> [Предоставленный фрагмент]:
════════════════════
Образ лебедя летит через историю – от петроглифов Онежского озера и лебедя-ковша III-II тысячалетия до н.э. со Среднего Урала, от Полтавских древних огневищ, что окаймились вырезанными из земли и раскрашенными в белый цвет двухметровыми фигурами лебедей VI-V веков до н.э., до «гуськов» современных олонецких крыш. На шумерской стелле XXII века до н.э., рядом с богинями, изображена крупная водоплавающая птица. Гусь был священным животным древнеегипетской Исиды, у греков Аполлон улетал на зиму в свою Гиперборею по небу в колеснице, запряжённой лебедями. Среди археологических находок изображение солнечного колеса, влекомого лебедями, встречается у этрусков и в местах расселения западных славян.
════════════════════
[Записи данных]
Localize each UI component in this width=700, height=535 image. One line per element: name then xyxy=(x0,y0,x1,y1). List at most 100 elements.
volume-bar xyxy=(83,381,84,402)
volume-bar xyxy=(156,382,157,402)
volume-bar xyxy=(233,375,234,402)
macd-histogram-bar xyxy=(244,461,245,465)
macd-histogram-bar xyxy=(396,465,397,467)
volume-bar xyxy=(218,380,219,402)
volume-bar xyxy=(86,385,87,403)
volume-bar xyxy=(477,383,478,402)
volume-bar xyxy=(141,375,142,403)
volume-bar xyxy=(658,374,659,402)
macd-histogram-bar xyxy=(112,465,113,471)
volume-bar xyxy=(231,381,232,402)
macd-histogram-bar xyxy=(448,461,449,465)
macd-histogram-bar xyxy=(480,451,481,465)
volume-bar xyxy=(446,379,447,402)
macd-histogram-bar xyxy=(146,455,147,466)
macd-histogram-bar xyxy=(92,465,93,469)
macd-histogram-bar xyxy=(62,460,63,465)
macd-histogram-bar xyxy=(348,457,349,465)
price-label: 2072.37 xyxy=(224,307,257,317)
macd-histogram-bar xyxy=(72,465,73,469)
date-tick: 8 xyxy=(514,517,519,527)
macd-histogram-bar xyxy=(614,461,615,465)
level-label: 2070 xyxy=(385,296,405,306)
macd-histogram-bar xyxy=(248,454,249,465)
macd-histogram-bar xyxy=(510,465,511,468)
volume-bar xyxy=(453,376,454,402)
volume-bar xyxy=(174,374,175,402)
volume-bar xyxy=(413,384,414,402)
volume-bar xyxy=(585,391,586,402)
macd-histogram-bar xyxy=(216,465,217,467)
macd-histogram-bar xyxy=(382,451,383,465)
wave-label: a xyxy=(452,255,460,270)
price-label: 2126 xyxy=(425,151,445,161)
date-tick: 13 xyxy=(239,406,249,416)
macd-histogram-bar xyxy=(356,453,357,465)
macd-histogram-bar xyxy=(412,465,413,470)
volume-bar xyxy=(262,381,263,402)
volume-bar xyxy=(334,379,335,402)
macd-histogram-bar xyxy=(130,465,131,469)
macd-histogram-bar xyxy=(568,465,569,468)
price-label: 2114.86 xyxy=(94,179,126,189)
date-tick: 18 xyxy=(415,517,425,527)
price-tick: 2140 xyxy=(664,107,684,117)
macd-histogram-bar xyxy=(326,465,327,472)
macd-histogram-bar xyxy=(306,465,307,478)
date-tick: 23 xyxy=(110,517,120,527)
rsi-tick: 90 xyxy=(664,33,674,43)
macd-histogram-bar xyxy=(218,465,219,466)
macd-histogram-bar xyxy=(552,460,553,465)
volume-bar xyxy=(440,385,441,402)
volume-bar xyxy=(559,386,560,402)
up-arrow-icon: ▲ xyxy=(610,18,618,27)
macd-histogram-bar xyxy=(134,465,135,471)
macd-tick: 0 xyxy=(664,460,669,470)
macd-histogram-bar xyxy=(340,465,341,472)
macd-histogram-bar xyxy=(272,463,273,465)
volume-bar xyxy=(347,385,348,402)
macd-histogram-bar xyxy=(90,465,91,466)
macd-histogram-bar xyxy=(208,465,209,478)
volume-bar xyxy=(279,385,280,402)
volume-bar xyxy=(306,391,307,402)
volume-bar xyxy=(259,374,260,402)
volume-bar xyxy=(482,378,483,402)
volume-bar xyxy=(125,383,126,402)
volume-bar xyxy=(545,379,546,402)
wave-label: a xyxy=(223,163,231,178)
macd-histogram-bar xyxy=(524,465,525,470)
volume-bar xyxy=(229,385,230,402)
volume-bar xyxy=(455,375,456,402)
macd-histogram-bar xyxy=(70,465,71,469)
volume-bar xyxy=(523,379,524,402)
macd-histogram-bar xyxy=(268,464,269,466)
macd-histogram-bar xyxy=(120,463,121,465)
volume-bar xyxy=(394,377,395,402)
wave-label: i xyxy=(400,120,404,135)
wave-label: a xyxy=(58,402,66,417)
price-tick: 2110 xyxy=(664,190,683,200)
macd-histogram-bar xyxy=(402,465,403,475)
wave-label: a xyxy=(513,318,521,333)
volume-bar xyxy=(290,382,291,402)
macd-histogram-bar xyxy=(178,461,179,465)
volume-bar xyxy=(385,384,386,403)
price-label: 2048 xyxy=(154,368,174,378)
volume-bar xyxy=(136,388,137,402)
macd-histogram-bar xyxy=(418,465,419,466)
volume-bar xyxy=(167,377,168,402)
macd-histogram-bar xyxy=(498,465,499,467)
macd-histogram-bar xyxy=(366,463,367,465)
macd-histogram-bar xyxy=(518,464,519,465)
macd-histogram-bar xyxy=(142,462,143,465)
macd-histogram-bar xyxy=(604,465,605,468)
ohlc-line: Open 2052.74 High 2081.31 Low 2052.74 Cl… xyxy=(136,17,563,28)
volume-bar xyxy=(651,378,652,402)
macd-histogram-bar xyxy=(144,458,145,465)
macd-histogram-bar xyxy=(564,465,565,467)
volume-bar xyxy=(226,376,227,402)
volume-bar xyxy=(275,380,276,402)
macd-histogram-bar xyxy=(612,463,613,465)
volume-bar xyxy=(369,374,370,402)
════════════════════
> [Что нужно сделать]:
1. Приведите повторно и дословно часть текста об образе лебедя начиная со слов «Образ лебедя летит» и заканчивая словами «расселения западных славян.» включительно.
2. Перепишите без каких-либо изменений строки записей с самого их начала до строки, содержащей «macd-histogram-bar xyxy=(130,465,131,469)», включительно.
Текст и записи никак не связаны друг с другом.

> [Ответы по заданиям]:
1.
Образ лебедя летит через историю – от петроглифов Онежского озера и лебедя-ковша III-II тысячалетия до н.э. со Среднего Урала, от Полтавских древних огневищ, что окаймились вырезанными из земли и раскрашенными в белый цвет двухметровыми фигурами лебедей VI-V веков до н.э., до «гуськов» современных олонецких крыш. На шумерской стелле XXII века до н.э., рядом с богинями, изображена крупная водоплавающая птица. Гусь был священным животным древнеегипетской Исиды, у греков Аполлон улетал на зиму в свою Гиперборею по небу в колеснице, запряжённой лебедями. Среди археологических находок изображение солнечного колеса, влекомого лебедями, встречается у этрусков и в местах расселения западных славян.

2.
Localize each UI component in this width=700, height=535 image. One line per element: name then xyxy=(x0,y0,x1,y1). List at most 100 elements.
volume-bar xyxy=(83,381,84,402)
volume-bar xyxy=(156,382,157,402)
volume-bar xyxy=(233,375,234,402)
macd-histogram-bar xyxy=(244,461,245,465)
macd-histogram-bar xyxy=(396,465,397,467)
volume-bar xyxy=(218,380,219,402)
volume-bar xyxy=(86,385,87,403)
volume-bar xyxy=(477,383,478,402)
volume-bar xyxy=(141,375,142,403)
volume-bar xyxy=(658,374,659,402)
macd-histogram-bar xyxy=(112,465,113,471)
volume-bar xyxy=(231,381,232,402)
macd-histogram-bar xyxy=(448,461,449,465)
macd-histogram-bar xyxy=(480,451,481,465)
volume-bar xyxy=(446,379,447,402)
macd-histogram-bar xyxy=(146,455,147,466)
macd-histogram-bar xyxy=(92,465,93,469)
macd-histogram-bar xyxy=(62,460,63,465)
macd-histogram-bar xyxy=(348,457,349,465)
price-label: 2072.37 xyxy=(224,307,257,317)
macd-histogram-bar xyxy=(72,465,73,469)
date-tick: 8 xyxy=(514,517,519,527)
macd-histogram-bar xyxy=(614,461,615,465)
level-label: 2070 xyxy=(385,296,405,306)
macd-histogram-bar xyxy=(248,454,249,465)
macd-histogram-bar xyxy=(510,465,511,468)
volume-bar xyxy=(453,376,454,402)
volume-bar xyxy=(174,374,175,402)
volume-bar xyxy=(413,384,414,402)
volume-bar xyxy=(585,391,586,402)
macd-histogram-bar xyxy=(216,465,217,467)
macd-histogram-bar xyxy=(382,451,383,465)
wave-label: a xyxy=(452,255,460,270)
price-label: 2126 xyxy=(425,151,445,161)
date-tick: 13 xyxy=(239,406,249,416)
macd-histogram-bar xyxy=(356,453,357,465)
macd-histogram-bar xyxy=(412,465,413,470)
volume-bar xyxy=(262,381,263,402)
volume-bar xyxy=(334,379,335,402)
macd-histogram-bar xyxy=(130,465,131,469)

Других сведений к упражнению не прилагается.